#### REQUIRED TASK
In the entries below, find the lines that contain the word "Reflectivity" and copy them.

◆ ◆ ◆ ◆ ◆

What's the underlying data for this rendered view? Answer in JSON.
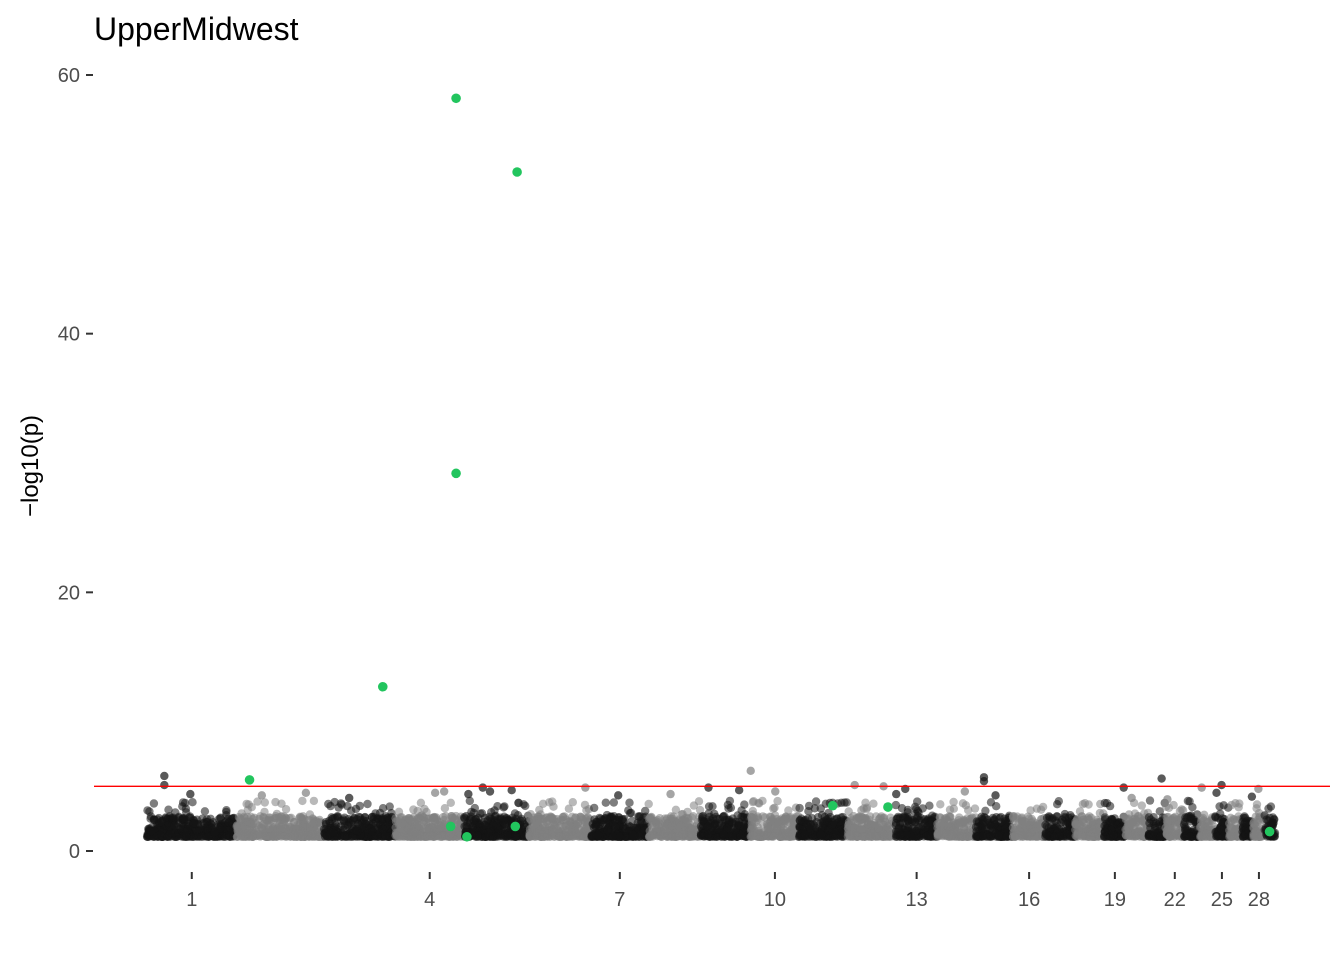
{
  "chart_data": {
    "type": "scatter",
    "title": "UpperMidwest",
    "xlabel": "",
    "ylabel": "−log10(p)",
    "ylim": [
      0,
      60
    ],
    "y_ticks": [
      0,
      20,
      40,
      60
    ],
    "chromosomes": [
      {
        "chr": 1,
        "start": 0,
        "end": 248
      },
      {
        "chr": 2,
        "start": 248,
        "end": 490
      },
      {
        "chr": 3,
        "start": 490,
        "end": 688
      },
      {
        "chr": 4,
        "start": 688,
        "end": 878
      },
      {
        "chr": 5,
        "start": 878,
        "end": 1059
      },
      {
        "chr": 6,
        "start": 1059,
        "end": 1230
      },
      {
        "chr": 7,
        "start": 1230,
        "end": 1389
      },
      {
        "chr": 8,
        "start": 1389,
        "end": 1534
      },
      {
        "chr": 9,
        "start": 1534,
        "end": 1672
      },
      {
        "chr": 10,
        "start": 1672,
        "end": 1806
      },
      {
        "chr": 11,
        "start": 1806,
        "end": 1941
      },
      {
        "chr": 12,
        "start": 1941,
        "end": 2074
      },
      {
        "chr": 13,
        "start": 2074,
        "end": 2189
      },
      {
        "chr": 14,
        "start": 2189,
        "end": 2296
      },
      {
        "chr": 15,
        "start": 2296,
        "end": 2398
      },
      {
        "chr": 16,
        "start": 2398,
        "end": 2488
      },
      {
        "chr": 17,
        "start": 2488,
        "end": 2571
      },
      {
        "chr": 18,
        "start": 2571,
        "end": 2651
      },
      {
        "chr": 19,
        "start": 2651,
        "end": 2710
      },
      {
        "chr": 20,
        "start": 2710,
        "end": 2774
      },
      {
        "chr": 21,
        "start": 2774,
        "end": 2821
      },
      {
        "chr": 22,
        "start": 2821,
        "end": 2872
      },
      {
        "chr": 23,
        "start": 2872,
        "end": 2916
      },
      {
        "chr": 24,
        "start": 2916,
        "end": 2958
      },
      {
        "chr": 25,
        "start": 2958,
        "end": 2996
      },
      {
        "chr": 26,
        "start": 2996,
        "end": 3031
      },
      {
        "chr": 27,
        "start": 3031,
        "end": 3064
      },
      {
        "chr": 28,
        "start": 3064,
        "end": 3095
      },
      {
        "chr": 29,
        "start": 3095,
        "end": 3124
      }
    ],
    "x_tick_labels": [
      "1",
      "4",
      "7",
      "10",
      "13",
      "16",
      "19",
      "22",
      "25",
      "28"
    ],
    "significance_threshold": 5,
    "colors": {
      "chromosome_dark": "#141414",
      "chromosome_light": "#7f7f7f",
      "highlight": "#22c55e",
      "threshold_line": "#ff0000",
      "axis_ticks": "#333333",
      "tick_labels": "#4d4d4d"
    },
    "background_points_note_max_y": 4,
    "highlight_points": [
      {
        "pos": 284,
        "y": 5.5
      },
      {
        "pos": 653,
        "y": 12.7
      },
      {
        "pos": 841,
        "y": 1.9
      },
      {
        "pos": 856,
        "y": 58.2
      },
      {
        "pos": 856,
        "y": 29.2
      },
      {
        "pos": 886,
        "y": 1.1
      },
      {
        "pos": 1025,
        "y": 52.5
      },
      {
        "pos": 1020,
        "y": 1.9
      },
      {
        "pos": 1899,
        "y": 3.5
      },
      {
        "pos": 2052,
        "y": 3.4
      },
      {
        "pos": 3109,
        "y": 1.5
      }
    ],
    "outlier_points": [
      {
        "pos": 48,
        "y": 5.8
      },
      {
        "pos": 48,
        "y": 5.1
      },
      {
        "pos": 120,
        "y": 4.4
      },
      {
        "pos": 318,
        "y": 4.3
      },
      {
        "pos": 440,
        "y": 4.5
      },
      {
        "pos": 560,
        "y": 4.1
      },
      {
        "pos": 798,
        "y": 4.5
      },
      {
        "pos": 823,
        "y": 4.6
      },
      {
        "pos": 890,
        "y": 4.4
      },
      {
        "pos": 930,
        "y": 4.9
      },
      {
        "pos": 950,
        "y": 4.6
      },
      {
        "pos": 1010,
        "y": 4.7
      },
      {
        "pos": 1214,
        "y": 4.9
      },
      {
        "pos": 1305,
        "y": 4.3
      },
      {
        "pos": 1450,
        "y": 4.4
      },
      {
        "pos": 1555,
        "y": 4.9
      },
      {
        "pos": 1640,
        "y": 4.7
      },
      {
        "pos": 1672,
        "y": 6.2
      },
      {
        "pos": 1740,
        "y": 4.6
      },
      {
        "pos": 1960,
        "y": 5.1
      },
      {
        "pos": 2040,
        "y": 5.0
      },
      {
        "pos": 2075,
        "y": 4.4
      },
      {
        "pos": 2100,
        "y": 4.8
      },
      {
        "pos": 2265,
        "y": 4.6
      },
      {
        "pos": 2318,
        "y": 5.7
      },
      {
        "pos": 2318,
        "y": 5.4
      },
      {
        "pos": 2350,
        "y": 4.3
      },
      {
        "pos": 2705,
        "y": 4.9
      },
      {
        "pos": 2727,
        "y": 4.1
      },
      {
        "pos": 2810,
        "y": 5.6
      },
      {
        "pos": 2826,
        "y": 4.0
      },
      {
        "pos": 2921,
        "y": 4.9
      },
      {
        "pos": 2962,
        "y": 4.5
      },
      {
        "pos": 2976,
        "y": 5.1
      },
      {
        "pos": 3060,
        "y": 4.2
      },
      {
        "pos": 3078,
        "y": 4.8
      }
    ]
  }
}
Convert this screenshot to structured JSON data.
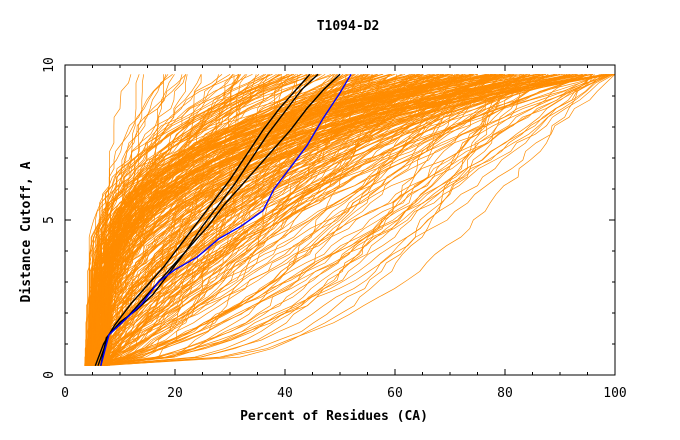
{
  "chart_data": {
    "type": "line",
    "title": "T1094-D2",
    "xlabel": "Percent of Residues (CA)",
    "ylabel": "Distance Cutoff, A",
    "xlim": [
      0,
      100
    ],
    "ylim": [
      0,
      10
    ],
    "x_ticks": [
      "0",
      "20",
      "40",
      "60",
      "80",
      "100"
    ],
    "x_tick_values": [
      0,
      20,
      40,
      60,
      80,
      100
    ],
    "y_ticks": [
      "0",
      "5",
      "10"
    ],
    "y_tick_values": [
      0,
      5,
      10
    ],
    "grid": false,
    "colors": {
      "background_series": "#ff8c00",
      "highlight_black": "#000000",
      "highlight_blue": "#0000ff",
      "axis": "#000000"
    },
    "background_series_note": "Several hundred orange GDT curves spanning the full plot",
    "highlight_series": [
      {
        "name": "black-1",
        "color": "#000000",
        "points": [
          [
            6.5,
            0.3
          ],
          [
            7.5,
            1.2
          ],
          [
            10,
            1.7
          ],
          [
            13,
            2.1
          ],
          [
            16,
            2.6
          ],
          [
            19,
            3.3
          ],
          [
            22,
            4.0
          ],
          [
            25,
            4.8
          ],
          [
            28,
            5.5
          ],
          [
            31,
            6.2
          ],
          [
            34,
            7.0
          ],
          [
            37,
            7.8
          ],
          [
            40,
            8.5
          ],
          [
            43,
            9.2
          ],
          [
            46,
            9.7
          ]
        ]
      },
      {
        "name": "black-2",
        "color": "#000000",
        "points": [
          [
            5.5,
            0.3
          ],
          [
            7,
            1.0
          ],
          [
            9,
            1.6
          ],
          [
            12,
            2.3
          ],
          [
            15,
            2.9
          ],
          [
            18,
            3.5
          ],
          [
            21,
            4.2
          ],
          [
            24,
            4.9
          ],
          [
            27,
            5.6
          ],
          [
            30,
            6.3
          ],
          [
            33,
            7.1
          ],
          [
            36,
            7.9
          ],
          [
            39,
            8.6
          ],
          [
            42,
            9.2
          ],
          [
            44.5,
            9.7
          ]
        ]
      },
      {
        "name": "black-3",
        "color": "#000000",
        "points": [
          [
            6,
            0.3
          ],
          [
            8,
            1.3
          ],
          [
            11,
            1.8
          ],
          [
            14,
            2.4
          ],
          [
            17,
            3.0
          ],
          [
            20,
            3.6
          ],
          [
            23,
            4.2
          ],
          [
            26,
            4.8
          ],
          [
            29,
            5.5
          ],
          [
            33,
            6.3
          ],
          [
            37,
            7.1
          ],
          [
            41,
            7.9
          ],
          [
            44,
            8.6
          ],
          [
            47,
            9.2
          ],
          [
            50,
            9.7
          ]
        ]
      },
      {
        "name": "blue",
        "color": "#0000ff",
        "points": [
          [
            6.5,
            0.3
          ],
          [
            8,
            1.3
          ],
          [
            11,
            1.8
          ],
          [
            14,
            2.3
          ],
          [
            17,
            3.0
          ],
          [
            20,
            3.4
          ],
          [
            24,
            3.8
          ],
          [
            28,
            4.4
          ],
          [
            32,
            4.8
          ],
          [
            36,
            5.3
          ],
          [
            38,
            6.0
          ],
          [
            41,
            6.7
          ],
          [
            44,
            7.4
          ],
          [
            47,
            8.3
          ],
          [
            50,
            9.1
          ],
          [
            52,
            9.7
          ]
        ]
      }
    ]
  }
}
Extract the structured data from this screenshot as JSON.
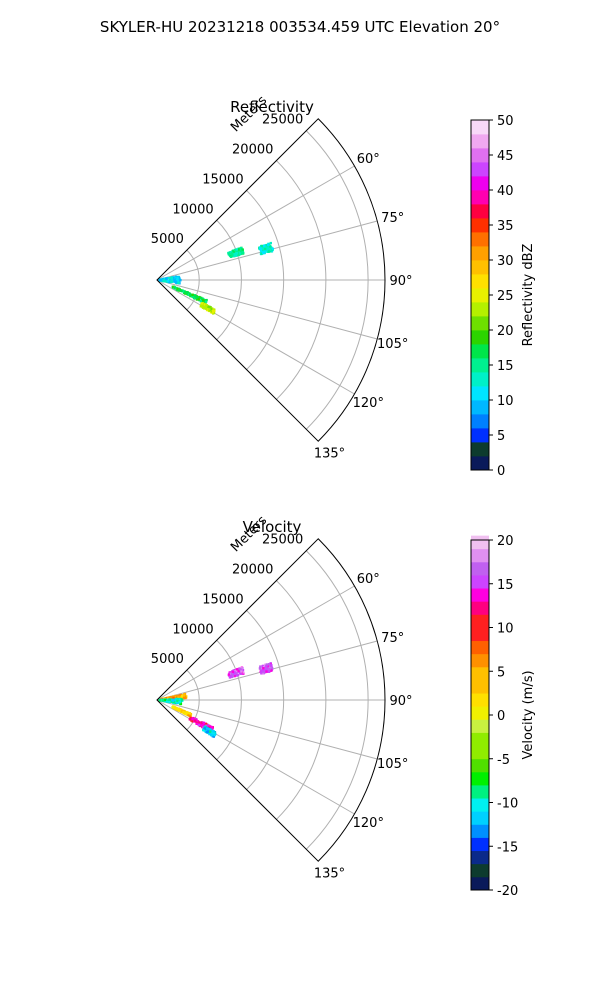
{
  "figure": {
    "suptitle": "SKYLER-HU  20231218  003534.459 UTC Elevation 20°"
  },
  "chart_data": [
    {
      "type": "polar-sector",
      "title": "Reflectivity",
      "radial_axis_label": "Meters",
      "radial_ticks": [
        5000,
        10000,
        15000,
        20000,
        25000
      ],
      "radial_max": 27000,
      "azimuth_range_deg": [
        45,
        135
      ],
      "azimuth_tick_labels": [
        "60°",
        "75°",
        "90°",
        "105°",
        "120°",
        "135°"
      ],
      "azimuth_ticks_deg": [
        60,
        75,
        90,
        105,
        120,
        135
      ],
      "grid": true,
      "colorbar": {
        "label": "Reflectivity dBZ",
        "range": [
          0,
          50
        ],
        "ticks": [
          0,
          5,
          10,
          15,
          20,
          25,
          30,
          35,
          40,
          45,
          50
        ]
      },
      "echo_regions": [
        {
          "az_deg": [
            69,
            73
          ],
          "range_m": [
            9000,
            10800
          ],
          "value": 16,
          "note": "cyan/green"
        },
        {
          "az_deg": [
            72,
            76
          ],
          "range_m": [
            12700,
            14200
          ],
          "value": 14,
          "note": "cyan"
        },
        {
          "az_deg": [
            80,
            100
          ],
          "range_m": [
            300,
            2800
          ],
          "value": 12,
          "note": "cyan"
        },
        {
          "az_deg": [
            112,
            116
          ],
          "range_m": [
            2000,
            6400
          ],
          "value": 18,
          "note": "green"
        },
        {
          "az_deg": [
            117,
            121
          ],
          "range_m": [
            6000,
            7800
          ],
          "value": 24,
          "note": "yellow-green"
        }
      ]
    },
    {
      "type": "polar-sector",
      "title": "Velocity",
      "radial_axis_label": "Meters",
      "radial_ticks": [
        5000,
        10000,
        15000,
        20000,
        25000
      ],
      "radial_max": 27000,
      "azimuth_range_deg": [
        45,
        135
      ],
      "azimuth_tick_labels": [
        "60°",
        "75°",
        "90°",
        "105°",
        "120°",
        "135°"
      ],
      "azimuth_ticks_deg": [
        60,
        75,
        90,
        105,
        120,
        135
      ],
      "grid": true,
      "colorbar": {
        "label": "Velocity (m/s)",
        "range": [
          -20,
          20
        ],
        "ticks": [
          -20,
          -15,
          -10,
          -5,
          0,
          5,
          10,
          15,
          20
        ]
      },
      "echo_regions": [
        {
          "az_deg": [
            69,
            73
          ],
          "range_m": [
            9000,
            10800
          ],
          "value": 16,
          "note": "violet"
        },
        {
          "az_deg": [
            72,
            76
          ],
          "range_m": [
            12700,
            14200
          ],
          "value": 16,
          "note": "violet"
        },
        {
          "az_deg": [
            78,
            86
          ],
          "range_m": [
            500,
            3500
          ],
          "value": 5,
          "note": "orange"
        },
        {
          "az_deg": [
            87,
            100
          ],
          "range_m": [
            300,
            3000
          ],
          "value": -10,
          "note": "cyan/green"
        },
        {
          "az_deg": [
            112,
            116
          ],
          "range_m": [
            2000,
            4500
          ],
          "value": 3,
          "note": "yellow/orange"
        },
        {
          "az_deg": [
            116,
            121
          ],
          "range_m": [
            4500,
            7500
          ],
          "value": 13,
          "note": "magenta"
        },
        {
          "az_deg": [
            119,
            123
          ],
          "range_m": [
            6500,
            8000
          ],
          "value": -12,
          "note": "cyan"
        }
      ]
    }
  ]
}
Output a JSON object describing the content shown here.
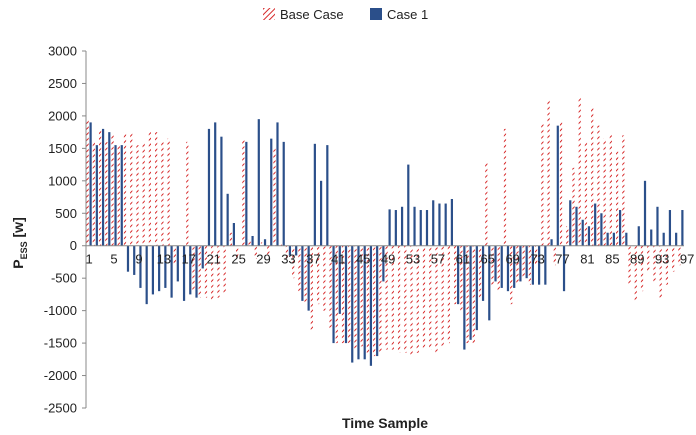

◆ ◆ ◆ ◆ ◆

#### FINAL RESULT
      "title": "Reflectivity",
        "label": "Reflectivity dBZ",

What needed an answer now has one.